> _What is being asked_:
Answer these questions from the pluggy proposal text below, one answer per line.
(a) Which existing pluggy method inspired the two proposed methods?
(b) What is the name of the argument used to pass the plugin order?
(c) According to its docstring, which class is _OrderedHookCaller based on?

> _Provided text_:
-- -- --
Would ya'll be open to me submitting a new PR to add two new methods inspired by: pluggy.PluginManager.subset_hook_caller()?

  • PluginManager.ordered_hook_caller(name, plugin_order=[...])
  • PluginManager.reversed_hook_caller(name)

These would allow the user to specify a plugin order at calltime, just like they can specify a subset currently. You can then use any arbitrary other code to determine the topology, and simply pass it via the plugin_order=... arg.

class PluginManager:
    ...
    
    def ordered_hook_caller(
        self, name: str, plugin_order: Iterable[_Plugin]
    ) -> HookCaller:
        """Return a proxy :class:`~pluggy.HookCaller` instance for the named
        method which manages calls to the given plugins in the given order."""
        orig: HookCaller = getattr(self.hook, name)
        return _OrderedHookCaller(orig, plugin_order)

    def reversed_hook_caller(self) -> HookCaller:
        """Return a proxy :class:`~pluggy.HookCaller` instance for the named
        method which manages calls to the all plugins in reverse (FIFO) order."""

		return self.ordered_hook_caller(plugin_order=reversed(self.get_plugins()))
class _OrderedHookCaller(HookCaller):
    """A proxy to another HookCaller which manages calls to all registered
    plugins in a fixed order passed as an argument. (based on _SubsetHookCaller)"""
-- -- --
> _Record set_:
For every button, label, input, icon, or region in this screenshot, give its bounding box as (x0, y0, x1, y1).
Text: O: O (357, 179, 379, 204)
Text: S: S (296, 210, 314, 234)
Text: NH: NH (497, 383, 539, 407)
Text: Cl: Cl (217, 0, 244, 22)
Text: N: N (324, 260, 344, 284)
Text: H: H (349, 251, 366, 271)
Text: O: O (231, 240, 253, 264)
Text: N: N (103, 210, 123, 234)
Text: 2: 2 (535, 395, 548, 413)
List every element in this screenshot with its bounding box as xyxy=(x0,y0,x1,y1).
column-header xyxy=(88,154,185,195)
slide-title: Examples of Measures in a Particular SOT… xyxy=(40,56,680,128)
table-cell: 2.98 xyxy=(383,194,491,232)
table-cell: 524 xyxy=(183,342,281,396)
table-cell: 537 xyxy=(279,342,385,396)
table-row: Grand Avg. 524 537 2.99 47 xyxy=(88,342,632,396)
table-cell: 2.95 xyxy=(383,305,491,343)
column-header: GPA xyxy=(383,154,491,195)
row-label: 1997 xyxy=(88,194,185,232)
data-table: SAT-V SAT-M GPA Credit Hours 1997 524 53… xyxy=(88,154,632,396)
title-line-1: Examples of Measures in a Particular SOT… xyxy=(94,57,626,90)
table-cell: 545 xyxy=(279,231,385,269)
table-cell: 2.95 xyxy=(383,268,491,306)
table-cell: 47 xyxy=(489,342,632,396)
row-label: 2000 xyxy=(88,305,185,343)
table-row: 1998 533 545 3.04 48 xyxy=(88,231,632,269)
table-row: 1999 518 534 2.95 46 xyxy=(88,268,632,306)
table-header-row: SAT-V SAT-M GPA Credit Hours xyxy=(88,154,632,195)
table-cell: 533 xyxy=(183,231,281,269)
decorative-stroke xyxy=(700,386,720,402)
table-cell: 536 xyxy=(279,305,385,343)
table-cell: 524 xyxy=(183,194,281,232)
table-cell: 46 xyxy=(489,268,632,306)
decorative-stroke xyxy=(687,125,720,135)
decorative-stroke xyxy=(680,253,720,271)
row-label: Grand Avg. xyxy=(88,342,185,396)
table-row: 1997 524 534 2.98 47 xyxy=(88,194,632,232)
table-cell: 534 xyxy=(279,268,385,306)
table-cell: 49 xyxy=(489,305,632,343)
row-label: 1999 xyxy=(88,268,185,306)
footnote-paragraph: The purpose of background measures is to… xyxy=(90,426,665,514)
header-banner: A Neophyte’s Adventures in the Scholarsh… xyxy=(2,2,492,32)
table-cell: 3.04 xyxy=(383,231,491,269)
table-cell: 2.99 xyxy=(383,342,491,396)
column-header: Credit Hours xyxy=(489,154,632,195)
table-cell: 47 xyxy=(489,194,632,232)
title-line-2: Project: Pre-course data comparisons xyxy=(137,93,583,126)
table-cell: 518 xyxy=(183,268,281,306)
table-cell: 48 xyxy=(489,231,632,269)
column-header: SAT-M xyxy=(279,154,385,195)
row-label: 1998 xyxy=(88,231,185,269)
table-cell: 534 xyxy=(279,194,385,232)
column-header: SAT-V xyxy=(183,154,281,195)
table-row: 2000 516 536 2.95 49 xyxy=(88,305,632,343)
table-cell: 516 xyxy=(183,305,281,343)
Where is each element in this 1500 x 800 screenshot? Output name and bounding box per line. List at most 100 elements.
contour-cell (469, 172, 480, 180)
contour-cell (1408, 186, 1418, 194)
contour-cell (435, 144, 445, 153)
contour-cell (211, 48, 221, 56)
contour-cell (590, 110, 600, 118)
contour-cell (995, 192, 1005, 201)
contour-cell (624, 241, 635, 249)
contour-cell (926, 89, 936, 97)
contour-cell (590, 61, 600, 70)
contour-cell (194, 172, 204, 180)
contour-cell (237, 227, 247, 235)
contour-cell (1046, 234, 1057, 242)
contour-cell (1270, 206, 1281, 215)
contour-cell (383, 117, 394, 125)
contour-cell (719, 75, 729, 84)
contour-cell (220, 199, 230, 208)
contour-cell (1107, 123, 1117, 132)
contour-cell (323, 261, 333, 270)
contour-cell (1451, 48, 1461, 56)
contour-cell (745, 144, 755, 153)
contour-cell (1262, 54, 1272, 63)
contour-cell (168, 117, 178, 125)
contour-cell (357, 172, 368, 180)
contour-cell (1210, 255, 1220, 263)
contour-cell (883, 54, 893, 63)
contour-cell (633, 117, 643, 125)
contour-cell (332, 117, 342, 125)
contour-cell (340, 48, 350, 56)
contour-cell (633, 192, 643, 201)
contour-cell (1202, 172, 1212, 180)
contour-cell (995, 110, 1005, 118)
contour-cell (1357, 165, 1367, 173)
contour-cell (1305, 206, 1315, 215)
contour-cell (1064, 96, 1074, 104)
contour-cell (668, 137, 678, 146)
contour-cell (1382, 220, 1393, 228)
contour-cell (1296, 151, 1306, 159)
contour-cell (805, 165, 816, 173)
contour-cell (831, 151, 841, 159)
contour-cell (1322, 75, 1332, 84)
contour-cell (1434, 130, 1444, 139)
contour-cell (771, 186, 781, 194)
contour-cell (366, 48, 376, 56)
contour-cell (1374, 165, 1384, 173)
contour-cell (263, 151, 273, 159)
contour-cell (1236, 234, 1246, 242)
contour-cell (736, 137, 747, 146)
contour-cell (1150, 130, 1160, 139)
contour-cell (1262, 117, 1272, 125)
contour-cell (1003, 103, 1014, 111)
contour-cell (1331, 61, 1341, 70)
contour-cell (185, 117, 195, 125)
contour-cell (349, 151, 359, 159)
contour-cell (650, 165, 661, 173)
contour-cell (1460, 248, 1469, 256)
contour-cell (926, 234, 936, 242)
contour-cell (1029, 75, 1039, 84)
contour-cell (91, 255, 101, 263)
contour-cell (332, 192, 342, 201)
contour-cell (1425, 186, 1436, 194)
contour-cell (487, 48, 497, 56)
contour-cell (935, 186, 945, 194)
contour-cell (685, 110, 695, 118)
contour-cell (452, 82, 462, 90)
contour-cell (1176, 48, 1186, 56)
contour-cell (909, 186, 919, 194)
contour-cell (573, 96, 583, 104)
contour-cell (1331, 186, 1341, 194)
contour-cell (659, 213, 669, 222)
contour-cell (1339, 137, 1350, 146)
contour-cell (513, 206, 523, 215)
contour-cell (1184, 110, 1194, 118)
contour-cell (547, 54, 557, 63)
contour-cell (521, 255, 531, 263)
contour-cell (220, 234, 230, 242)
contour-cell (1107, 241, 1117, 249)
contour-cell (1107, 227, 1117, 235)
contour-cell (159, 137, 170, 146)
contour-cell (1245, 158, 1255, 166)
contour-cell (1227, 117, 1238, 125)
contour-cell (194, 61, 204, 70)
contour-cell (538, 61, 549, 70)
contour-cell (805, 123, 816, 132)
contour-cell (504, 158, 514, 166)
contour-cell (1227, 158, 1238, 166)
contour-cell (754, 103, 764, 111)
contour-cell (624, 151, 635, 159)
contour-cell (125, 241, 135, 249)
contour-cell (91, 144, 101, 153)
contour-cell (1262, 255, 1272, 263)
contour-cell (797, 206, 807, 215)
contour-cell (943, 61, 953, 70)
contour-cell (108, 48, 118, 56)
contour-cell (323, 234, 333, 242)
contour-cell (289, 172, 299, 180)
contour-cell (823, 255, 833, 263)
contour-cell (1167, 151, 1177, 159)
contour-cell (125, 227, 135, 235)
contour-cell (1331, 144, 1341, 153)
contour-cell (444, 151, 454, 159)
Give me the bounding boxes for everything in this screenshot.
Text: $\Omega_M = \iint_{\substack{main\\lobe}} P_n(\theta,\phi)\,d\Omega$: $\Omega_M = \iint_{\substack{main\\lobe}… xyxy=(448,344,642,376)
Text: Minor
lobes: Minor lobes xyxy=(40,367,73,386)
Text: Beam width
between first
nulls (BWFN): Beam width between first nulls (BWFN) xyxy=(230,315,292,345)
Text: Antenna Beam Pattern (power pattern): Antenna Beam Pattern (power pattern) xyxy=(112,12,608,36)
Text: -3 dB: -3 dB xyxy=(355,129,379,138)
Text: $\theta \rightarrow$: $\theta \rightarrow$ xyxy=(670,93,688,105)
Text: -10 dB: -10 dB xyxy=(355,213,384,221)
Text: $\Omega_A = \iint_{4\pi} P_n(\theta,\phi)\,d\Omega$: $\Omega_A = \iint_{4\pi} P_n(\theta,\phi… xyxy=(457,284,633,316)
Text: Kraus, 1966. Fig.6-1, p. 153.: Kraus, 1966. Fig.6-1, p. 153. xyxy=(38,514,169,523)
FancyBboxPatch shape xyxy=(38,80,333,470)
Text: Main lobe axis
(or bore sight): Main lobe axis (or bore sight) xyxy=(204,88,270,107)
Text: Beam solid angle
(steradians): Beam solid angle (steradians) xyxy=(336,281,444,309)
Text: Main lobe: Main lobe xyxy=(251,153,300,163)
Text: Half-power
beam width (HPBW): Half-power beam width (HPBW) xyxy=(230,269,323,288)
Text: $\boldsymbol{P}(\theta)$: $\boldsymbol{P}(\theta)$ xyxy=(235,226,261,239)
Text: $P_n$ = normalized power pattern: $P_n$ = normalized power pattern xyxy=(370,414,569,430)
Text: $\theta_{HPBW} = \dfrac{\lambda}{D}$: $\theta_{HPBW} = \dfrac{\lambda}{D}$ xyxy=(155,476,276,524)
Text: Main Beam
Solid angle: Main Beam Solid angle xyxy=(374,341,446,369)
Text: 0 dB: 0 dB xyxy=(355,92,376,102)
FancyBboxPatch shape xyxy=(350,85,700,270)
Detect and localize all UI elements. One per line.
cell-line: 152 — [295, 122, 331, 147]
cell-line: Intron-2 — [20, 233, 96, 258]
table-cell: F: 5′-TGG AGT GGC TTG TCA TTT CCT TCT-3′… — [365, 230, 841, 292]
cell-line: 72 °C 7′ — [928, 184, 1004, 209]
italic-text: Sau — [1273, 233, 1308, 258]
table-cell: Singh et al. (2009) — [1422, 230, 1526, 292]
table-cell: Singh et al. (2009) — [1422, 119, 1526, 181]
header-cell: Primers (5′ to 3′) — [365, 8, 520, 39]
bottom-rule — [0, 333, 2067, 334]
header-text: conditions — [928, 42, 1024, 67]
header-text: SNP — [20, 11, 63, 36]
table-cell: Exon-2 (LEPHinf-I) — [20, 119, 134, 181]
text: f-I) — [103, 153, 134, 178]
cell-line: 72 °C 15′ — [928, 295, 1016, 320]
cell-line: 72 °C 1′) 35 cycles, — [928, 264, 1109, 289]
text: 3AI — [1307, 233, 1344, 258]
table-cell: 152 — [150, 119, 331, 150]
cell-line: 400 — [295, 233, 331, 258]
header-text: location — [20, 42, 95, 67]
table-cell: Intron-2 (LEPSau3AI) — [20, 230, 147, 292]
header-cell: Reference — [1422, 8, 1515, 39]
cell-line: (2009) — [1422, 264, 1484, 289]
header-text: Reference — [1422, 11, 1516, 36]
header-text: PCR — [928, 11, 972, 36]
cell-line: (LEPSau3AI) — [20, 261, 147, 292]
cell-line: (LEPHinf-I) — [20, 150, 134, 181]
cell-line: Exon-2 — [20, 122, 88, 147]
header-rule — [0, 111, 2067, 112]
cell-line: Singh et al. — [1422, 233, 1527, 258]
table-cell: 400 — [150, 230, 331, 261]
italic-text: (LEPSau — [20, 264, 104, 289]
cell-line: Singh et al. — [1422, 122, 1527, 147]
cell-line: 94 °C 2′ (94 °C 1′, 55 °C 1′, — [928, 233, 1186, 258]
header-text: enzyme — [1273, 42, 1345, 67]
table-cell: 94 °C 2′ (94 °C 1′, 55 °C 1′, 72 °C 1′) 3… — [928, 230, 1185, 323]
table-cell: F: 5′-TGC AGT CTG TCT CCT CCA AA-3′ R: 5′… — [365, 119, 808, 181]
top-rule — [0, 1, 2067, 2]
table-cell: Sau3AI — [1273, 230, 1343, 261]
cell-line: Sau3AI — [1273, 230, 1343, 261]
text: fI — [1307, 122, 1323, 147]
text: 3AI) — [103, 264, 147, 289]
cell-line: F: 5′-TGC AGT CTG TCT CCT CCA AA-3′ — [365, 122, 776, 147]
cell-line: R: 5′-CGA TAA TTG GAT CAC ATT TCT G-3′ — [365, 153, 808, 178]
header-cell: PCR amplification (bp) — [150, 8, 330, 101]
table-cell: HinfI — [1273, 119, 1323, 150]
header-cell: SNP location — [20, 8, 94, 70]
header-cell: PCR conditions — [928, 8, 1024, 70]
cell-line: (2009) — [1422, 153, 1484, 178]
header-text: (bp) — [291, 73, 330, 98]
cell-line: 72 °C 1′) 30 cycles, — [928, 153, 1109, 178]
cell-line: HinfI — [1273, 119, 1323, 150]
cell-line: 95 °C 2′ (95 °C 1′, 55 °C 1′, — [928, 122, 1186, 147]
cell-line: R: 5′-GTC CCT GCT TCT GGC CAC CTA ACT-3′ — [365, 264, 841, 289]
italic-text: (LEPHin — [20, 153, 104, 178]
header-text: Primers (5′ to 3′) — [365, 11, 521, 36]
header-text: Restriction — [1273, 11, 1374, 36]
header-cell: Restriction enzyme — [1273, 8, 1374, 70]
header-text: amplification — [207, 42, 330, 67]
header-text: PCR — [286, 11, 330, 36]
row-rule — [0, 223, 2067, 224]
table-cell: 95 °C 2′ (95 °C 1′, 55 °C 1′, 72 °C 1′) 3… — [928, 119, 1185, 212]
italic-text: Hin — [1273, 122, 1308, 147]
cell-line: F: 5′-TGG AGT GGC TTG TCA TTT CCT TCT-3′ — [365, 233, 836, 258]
-- -- --
> _Reply to the task_:
(a) pluggy.PluginManager.subset_hook_caller()
(b) plugin_order
(c) _SubsetHookCaller